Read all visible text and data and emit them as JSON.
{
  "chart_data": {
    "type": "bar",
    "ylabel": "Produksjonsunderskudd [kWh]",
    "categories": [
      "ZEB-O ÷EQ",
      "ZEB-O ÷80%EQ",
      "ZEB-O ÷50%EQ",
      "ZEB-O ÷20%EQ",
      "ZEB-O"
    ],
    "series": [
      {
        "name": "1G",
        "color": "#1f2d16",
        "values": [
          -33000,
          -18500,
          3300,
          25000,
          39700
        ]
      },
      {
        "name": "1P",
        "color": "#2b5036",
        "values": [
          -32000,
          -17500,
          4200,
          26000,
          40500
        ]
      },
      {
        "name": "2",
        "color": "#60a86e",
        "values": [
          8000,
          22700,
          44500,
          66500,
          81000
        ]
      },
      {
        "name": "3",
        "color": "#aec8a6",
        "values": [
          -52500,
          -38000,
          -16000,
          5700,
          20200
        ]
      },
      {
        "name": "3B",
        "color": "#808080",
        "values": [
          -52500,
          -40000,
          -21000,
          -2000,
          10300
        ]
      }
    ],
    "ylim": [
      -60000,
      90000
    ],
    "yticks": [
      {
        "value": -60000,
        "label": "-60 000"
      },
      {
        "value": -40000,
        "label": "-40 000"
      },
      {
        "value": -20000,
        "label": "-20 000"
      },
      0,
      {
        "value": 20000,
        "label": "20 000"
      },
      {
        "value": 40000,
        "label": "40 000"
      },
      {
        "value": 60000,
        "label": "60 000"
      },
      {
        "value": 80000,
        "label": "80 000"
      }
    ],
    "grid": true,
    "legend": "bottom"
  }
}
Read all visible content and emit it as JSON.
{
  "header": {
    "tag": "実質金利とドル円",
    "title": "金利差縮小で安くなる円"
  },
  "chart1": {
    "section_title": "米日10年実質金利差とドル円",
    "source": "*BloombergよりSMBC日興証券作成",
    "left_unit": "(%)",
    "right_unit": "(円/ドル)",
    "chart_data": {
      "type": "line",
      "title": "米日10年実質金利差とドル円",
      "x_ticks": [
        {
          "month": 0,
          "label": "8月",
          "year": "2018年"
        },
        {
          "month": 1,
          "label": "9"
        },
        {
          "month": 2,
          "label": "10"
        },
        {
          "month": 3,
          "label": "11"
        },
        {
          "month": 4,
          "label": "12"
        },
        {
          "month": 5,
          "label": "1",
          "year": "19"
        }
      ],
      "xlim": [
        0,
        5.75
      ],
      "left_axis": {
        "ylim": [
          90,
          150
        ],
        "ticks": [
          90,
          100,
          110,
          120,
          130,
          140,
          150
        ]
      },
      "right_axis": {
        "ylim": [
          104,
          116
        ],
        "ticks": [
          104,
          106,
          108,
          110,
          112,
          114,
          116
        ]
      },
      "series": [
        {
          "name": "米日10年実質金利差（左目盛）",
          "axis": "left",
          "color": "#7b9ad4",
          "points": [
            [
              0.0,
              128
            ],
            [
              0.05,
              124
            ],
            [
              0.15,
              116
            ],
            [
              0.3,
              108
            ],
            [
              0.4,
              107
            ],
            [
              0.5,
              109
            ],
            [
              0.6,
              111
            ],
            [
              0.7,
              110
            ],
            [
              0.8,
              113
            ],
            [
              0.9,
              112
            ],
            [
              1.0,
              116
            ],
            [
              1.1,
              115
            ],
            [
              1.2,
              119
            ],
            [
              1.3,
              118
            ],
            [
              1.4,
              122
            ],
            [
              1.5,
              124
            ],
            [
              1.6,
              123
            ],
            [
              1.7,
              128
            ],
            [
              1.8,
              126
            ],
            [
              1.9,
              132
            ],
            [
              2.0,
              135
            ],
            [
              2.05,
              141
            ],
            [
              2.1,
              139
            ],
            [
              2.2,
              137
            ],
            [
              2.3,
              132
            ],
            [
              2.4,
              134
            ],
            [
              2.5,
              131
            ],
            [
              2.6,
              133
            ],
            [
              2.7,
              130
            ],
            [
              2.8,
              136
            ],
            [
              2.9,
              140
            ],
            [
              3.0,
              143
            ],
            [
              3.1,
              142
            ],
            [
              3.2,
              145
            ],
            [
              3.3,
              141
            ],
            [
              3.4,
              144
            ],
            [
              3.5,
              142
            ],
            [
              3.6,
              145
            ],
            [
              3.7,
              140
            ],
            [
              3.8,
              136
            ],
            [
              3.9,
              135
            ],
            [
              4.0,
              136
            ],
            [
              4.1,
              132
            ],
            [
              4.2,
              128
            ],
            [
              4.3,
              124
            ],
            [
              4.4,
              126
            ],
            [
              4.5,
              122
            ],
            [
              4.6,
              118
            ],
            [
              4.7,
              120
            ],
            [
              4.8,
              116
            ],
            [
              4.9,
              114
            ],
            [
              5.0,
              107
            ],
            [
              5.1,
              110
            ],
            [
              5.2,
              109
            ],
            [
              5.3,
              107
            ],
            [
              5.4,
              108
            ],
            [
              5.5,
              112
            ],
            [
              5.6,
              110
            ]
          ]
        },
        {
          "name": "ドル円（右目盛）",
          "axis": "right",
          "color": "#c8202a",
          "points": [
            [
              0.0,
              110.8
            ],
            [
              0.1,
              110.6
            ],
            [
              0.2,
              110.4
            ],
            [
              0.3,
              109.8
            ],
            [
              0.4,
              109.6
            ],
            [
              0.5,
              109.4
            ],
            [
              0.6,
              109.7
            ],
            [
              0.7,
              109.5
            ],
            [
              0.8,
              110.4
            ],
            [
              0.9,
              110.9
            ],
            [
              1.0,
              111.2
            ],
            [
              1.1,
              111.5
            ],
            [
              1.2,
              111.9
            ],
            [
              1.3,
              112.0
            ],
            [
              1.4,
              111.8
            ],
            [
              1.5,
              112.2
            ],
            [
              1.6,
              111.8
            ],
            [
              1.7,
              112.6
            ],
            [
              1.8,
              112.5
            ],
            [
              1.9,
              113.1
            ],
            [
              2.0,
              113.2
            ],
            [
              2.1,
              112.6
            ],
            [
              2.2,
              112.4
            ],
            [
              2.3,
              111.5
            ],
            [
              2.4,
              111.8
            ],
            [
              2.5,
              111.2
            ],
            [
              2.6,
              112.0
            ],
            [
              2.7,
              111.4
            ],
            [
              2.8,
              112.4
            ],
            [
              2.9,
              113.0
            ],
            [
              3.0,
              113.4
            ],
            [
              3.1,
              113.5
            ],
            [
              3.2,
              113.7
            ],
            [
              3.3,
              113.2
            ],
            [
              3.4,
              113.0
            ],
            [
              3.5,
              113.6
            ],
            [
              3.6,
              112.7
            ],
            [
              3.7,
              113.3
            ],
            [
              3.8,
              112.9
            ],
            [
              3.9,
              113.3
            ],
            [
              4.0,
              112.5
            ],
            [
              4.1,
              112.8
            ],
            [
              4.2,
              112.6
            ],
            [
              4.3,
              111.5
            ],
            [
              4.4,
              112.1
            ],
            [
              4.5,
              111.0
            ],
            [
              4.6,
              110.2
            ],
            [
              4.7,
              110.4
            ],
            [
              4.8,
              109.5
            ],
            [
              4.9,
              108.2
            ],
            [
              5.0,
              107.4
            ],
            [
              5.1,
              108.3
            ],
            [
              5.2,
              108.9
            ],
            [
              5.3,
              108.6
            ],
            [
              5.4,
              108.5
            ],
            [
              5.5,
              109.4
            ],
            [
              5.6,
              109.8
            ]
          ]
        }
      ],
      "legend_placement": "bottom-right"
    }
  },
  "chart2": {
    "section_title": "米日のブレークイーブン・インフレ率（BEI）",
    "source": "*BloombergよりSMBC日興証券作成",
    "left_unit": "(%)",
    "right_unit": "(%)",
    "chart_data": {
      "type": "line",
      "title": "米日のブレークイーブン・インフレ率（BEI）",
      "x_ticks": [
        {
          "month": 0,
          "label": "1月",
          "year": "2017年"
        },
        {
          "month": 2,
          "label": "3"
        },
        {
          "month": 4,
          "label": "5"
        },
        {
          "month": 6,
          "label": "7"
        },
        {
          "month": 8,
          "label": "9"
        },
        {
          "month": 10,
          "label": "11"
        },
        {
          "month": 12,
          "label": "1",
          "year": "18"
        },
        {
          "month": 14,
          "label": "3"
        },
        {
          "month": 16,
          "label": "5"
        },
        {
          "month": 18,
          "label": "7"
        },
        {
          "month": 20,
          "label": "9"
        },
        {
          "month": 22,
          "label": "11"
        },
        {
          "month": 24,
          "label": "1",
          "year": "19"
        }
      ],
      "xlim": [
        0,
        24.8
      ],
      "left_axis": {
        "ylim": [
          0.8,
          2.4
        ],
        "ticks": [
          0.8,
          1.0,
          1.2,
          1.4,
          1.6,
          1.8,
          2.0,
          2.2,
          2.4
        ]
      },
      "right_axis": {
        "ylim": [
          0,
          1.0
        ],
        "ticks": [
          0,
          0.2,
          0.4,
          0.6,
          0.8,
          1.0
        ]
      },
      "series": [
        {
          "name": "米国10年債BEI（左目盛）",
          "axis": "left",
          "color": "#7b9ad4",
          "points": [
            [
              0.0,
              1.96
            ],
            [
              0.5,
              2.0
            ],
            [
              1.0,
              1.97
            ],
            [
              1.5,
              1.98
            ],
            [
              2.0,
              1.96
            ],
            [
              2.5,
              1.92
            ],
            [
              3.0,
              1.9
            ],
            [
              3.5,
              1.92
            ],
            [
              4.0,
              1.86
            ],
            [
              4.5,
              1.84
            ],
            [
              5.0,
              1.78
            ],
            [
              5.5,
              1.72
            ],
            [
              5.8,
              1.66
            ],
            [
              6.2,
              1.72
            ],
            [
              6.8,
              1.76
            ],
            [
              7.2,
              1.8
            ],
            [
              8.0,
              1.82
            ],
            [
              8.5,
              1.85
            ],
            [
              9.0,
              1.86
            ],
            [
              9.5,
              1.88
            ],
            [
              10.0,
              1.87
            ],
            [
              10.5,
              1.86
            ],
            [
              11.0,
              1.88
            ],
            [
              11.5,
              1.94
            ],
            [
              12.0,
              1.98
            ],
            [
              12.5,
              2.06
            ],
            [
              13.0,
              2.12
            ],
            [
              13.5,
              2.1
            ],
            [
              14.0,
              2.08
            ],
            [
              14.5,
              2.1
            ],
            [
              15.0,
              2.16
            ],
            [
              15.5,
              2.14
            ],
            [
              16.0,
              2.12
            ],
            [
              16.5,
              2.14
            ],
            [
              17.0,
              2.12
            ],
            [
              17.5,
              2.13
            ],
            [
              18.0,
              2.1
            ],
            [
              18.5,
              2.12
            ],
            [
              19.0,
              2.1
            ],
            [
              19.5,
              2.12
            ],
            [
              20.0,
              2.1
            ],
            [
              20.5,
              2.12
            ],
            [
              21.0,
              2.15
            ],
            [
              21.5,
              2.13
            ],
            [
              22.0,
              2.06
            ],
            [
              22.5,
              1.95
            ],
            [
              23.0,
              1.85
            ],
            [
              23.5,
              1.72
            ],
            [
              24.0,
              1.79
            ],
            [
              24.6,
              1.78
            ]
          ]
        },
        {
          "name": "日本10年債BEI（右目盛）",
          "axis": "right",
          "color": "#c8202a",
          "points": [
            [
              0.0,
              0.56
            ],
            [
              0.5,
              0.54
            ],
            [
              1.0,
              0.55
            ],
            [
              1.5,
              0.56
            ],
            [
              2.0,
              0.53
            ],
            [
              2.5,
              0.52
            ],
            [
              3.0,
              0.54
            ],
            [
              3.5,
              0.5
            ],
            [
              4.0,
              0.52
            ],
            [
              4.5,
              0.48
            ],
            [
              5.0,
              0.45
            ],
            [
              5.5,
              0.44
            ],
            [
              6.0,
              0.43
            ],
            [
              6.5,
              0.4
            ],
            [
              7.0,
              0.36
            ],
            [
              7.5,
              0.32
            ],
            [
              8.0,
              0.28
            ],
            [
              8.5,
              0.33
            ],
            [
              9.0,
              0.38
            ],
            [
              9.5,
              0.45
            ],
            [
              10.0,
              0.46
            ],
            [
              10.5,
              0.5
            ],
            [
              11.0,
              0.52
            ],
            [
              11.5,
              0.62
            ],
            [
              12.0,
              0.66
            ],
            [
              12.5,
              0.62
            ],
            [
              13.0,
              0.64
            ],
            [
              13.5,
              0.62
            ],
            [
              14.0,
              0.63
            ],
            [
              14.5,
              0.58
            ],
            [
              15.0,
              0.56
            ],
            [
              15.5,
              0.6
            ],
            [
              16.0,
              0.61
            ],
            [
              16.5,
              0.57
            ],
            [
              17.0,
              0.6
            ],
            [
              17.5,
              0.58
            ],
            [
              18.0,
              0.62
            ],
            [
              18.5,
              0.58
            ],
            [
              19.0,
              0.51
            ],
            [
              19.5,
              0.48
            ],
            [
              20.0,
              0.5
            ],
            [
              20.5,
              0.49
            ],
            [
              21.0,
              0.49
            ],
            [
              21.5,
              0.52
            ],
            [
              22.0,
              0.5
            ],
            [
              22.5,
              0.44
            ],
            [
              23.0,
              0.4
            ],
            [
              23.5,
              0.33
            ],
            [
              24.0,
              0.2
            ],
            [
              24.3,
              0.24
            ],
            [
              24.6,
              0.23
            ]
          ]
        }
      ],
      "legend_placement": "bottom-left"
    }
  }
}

YOUR INSTRUCTIONS.
Among the entries above, identify all lines with "year" and copy them.

RESPONSE.
          "year": "2018年"
          "year": "19"
          "year": "2017年"
          "year": "18"
          "year": "19"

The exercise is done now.